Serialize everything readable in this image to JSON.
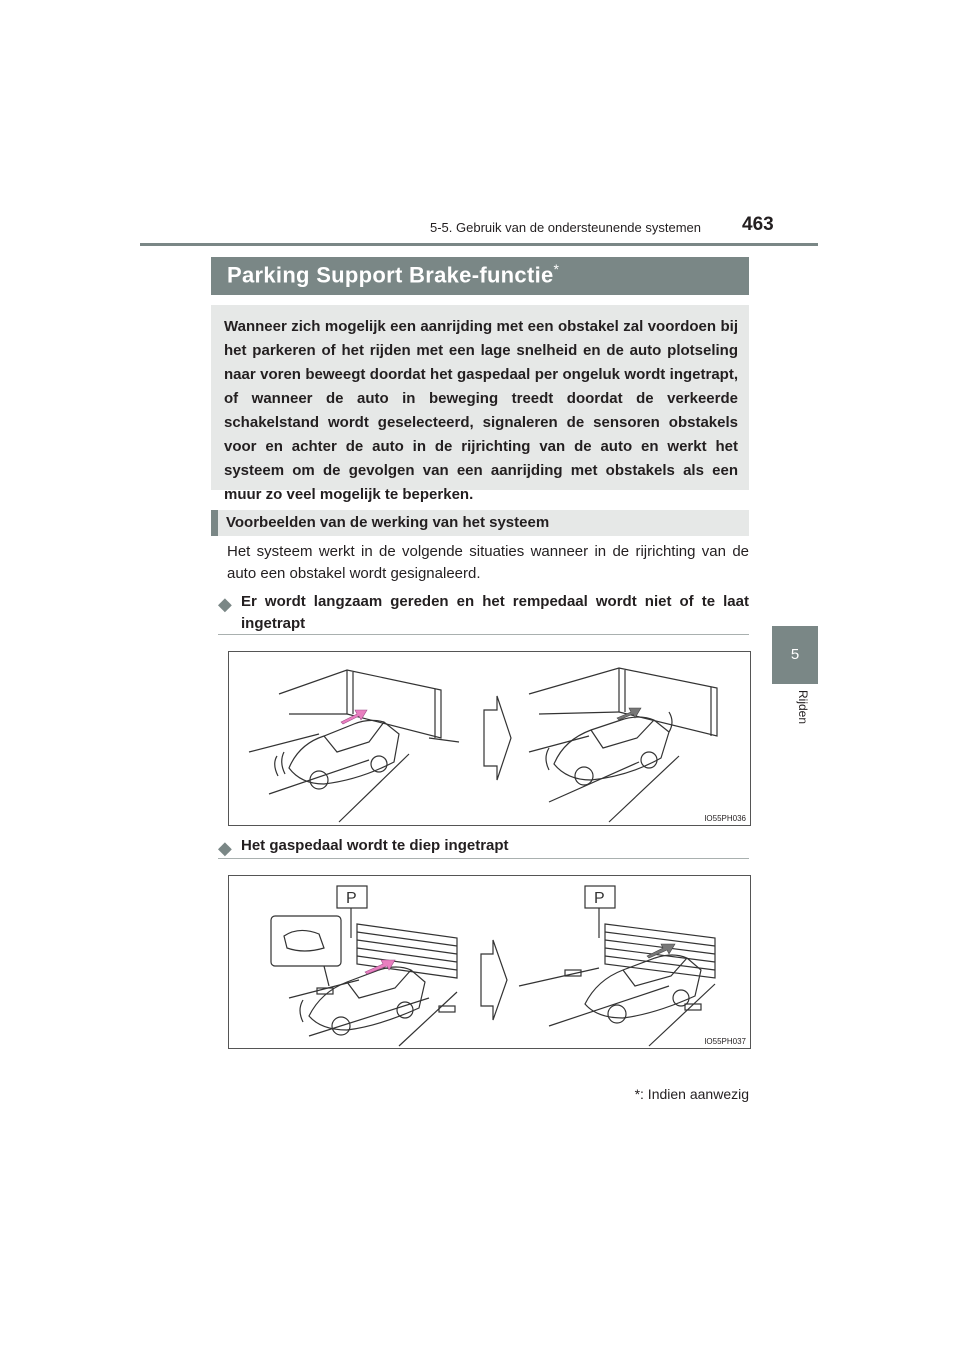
{
  "header": {
    "section": "5-5. Gebruik van de ondersteunende systemen",
    "page_number": "463"
  },
  "side_tab": {
    "number": "5",
    "label": "Rijden"
  },
  "title": {
    "text": "Parking Support Brake-functie",
    "mark": "*"
  },
  "intro": "Wanneer zich mogelijk een aanrijding met een obstakel zal voordoen bij het parkeren of het rijden met een lage snelheid en de auto plotseling naar voren beweegt doordat het gaspedaal per ongeluk wordt ingetrapt, of wanneer de auto in beweging treedt doordat de verkeerde schakelstand wordt geselecteerd, signaleren de sensoren obstakels voor en achter de auto in de rijrichting van de auto en werkt het systeem om de gevolgen van een aanrijding met obstakels als een muur zo veel mogelijk te beperken.",
  "subheading": "Voorbeelden van de werking van het systeem",
  "paragraph": "Het systeem werkt in de volgende situaties wanneer in de rijrichting van de auto een obstakel wordt gesignaleerd.",
  "cases": [
    {
      "heading": "Er wordt langzaam gereden en het rempedaal wordt niet of te laat ingetrapt",
      "figure_code": "IO55PH036"
    },
    {
      "heading": "Het gaspedaal wordt te diep ingetrapt",
      "figure_code": "IO55PH037"
    }
  ],
  "footnote": {
    "mark": "*",
    "text": ": Indien aanwezig"
  },
  "colors": {
    "accent_gray": "#7a8786",
    "box_gray": "#e6e8e7",
    "arrow_pink": "#e97fc0"
  }
}
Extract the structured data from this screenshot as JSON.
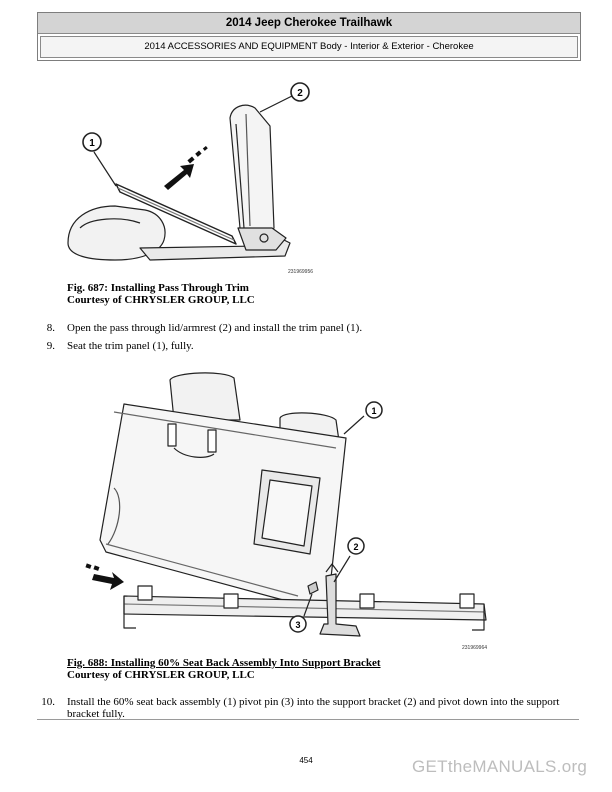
{
  "header": {
    "title": "2014 Jeep Cherokee Trailhawk",
    "subtitle": "2014 ACCESSORIES AND EQUIPMENT Body - Interior & Exterior - Cherokee"
  },
  "figures": [
    {
      "image_id": "231969956",
      "callouts": [
        "1",
        "2"
      ],
      "caption_line1": "Fig. 687: Installing Pass Through Trim",
      "caption_line2": "Courtesy of CHRYSLER GROUP, LLC"
    },
    {
      "image_id": "231969964",
      "callouts": [
        "1",
        "2",
        "3"
      ],
      "caption_line1": "Fig. 688: Installing 60% Seat Back Assembly Into Support Bracket",
      "caption_line2": "Courtesy of CHRYSLER GROUP, LLC"
    }
  ],
  "steps": [
    {
      "num": "8.",
      "text": "Open the pass through lid/armrest (2) and install the trim panel (1)."
    },
    {
      "num": "9.",
      "text": "Seat the trim panel (1), fully."
    },
    {
      "num": "10.",
      "text": "Install the 60% seat back assembly (1) pivot pin (3) into the support bracket (2) and pivot down into the support bracket fully."
    }
  ],
  "footer": {
    "page_number": "454",
    "watermark": "GETtheMANUALS.org"
  }
}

* SET EXERCISE *
Reproduce the data above in full, exactly as it is, with the pictures left out.

* SOLUTION TO THE PROBLEM *
Serialize everything readable in this image to JSON.
{
  "header": {
    "section": "5-5. Gebruik van de ondersteunende systemen",
    "page_number": "463"
  },
  "side_tab": {
    "number": "5",
    "label": "Rijden"
  },
  "title": {
    "text": "Parking Support Brake-functie",
    "mark": "*"
  },
  "intro": "Wanneer zich mogelijk een aanrijding met een obstakel zal voordoen bij het parkeren of het rijden met een lage snelheid en de auto plotseling naar voren beweegt doordat het gaspedaal per ongeluk wordt ingetrapt, of wanneer de auto in beweging treedt doordat de verkeerde schakelstand wordt geselecteerd, signaleren de sensoren obstakels voor en achter de auto in de rijrichting van de auto en werkt het systeem om de gevolgen van een aanrijding met obstakels als een muur zo veel mogelijk te beperken.",
  "subheading": "Voorbeelden van de werking van het systeem",
  "paragraph": "Het systeem werkt in de volgende situaties wanneer in de rijrichting van de auto een obstakel wordt gesignaleerd.",
  "cases": [
    {
      "heading": "Er wordt langzaam gereden en het rempedaal wordt niet of te laat ingetrapt",
      "figure_code": "IO55PH036"
    },
    {
      "heading": "Het gaspedaal wordt te diep ingetrapt",
      "figure_code": "IO55PH037"
    }
  ],
  "footnote": {
    "mark": "*",
    "text": ": Indien aanwezig"
  },
  "colors": {
    "accent_gray": "#7a8786",
    "box_gray": "#e6e8e7",
    "arrow_pink": "#e97fc0"
  }
}
Extract the structured data from this screenshot as JSON.
{
  "header": {
    "title": "2014 Jeep Cherokee Trailhawk",
    "subtitle": "2014 ACCESSORIES AND EQUIPMENT Body - Interior & Exterior - Cherokee"
  },
  "figures": [
    {
      "image_id": "231969956",
      "callouts": [
        "1",
        "2"
      ],
      "caption_line1": "Fig. 687: Installing Pass Through Trim",
      "caption_line2": "Courtesy of CHRYSLER GROUP, LLC"
    },
    {
      "image_id": "231969964",
      "callouts": [
        "1",
        "2",
        "3"
      ],
      "caption_line1": "Fig. 688: Installing 60% Seat Back Assembly Into Support Bracket",
      "caption_line2": "Courtesy of CHRYSLER GROUP, LLC"
    }
  ],
  "steps": [
    {
      "num": "8.",
      "text": "Open the pass through lid/armrest (2) and install the trim panel (1)."
    },
    {
      "num": "9.",
      "text": "Seat the trim panel (1), fully."
    },
    {
      "num": "10.",
      "text": "Install the 60% seat back assembly (1) pivot pin (3) into the support bracket (2) and pivot down into the support bracket fully."
    }
  ],
  "footer": {
    "page_number": "454",
    "watermark": "GETtheMANUALS.org"
  }
}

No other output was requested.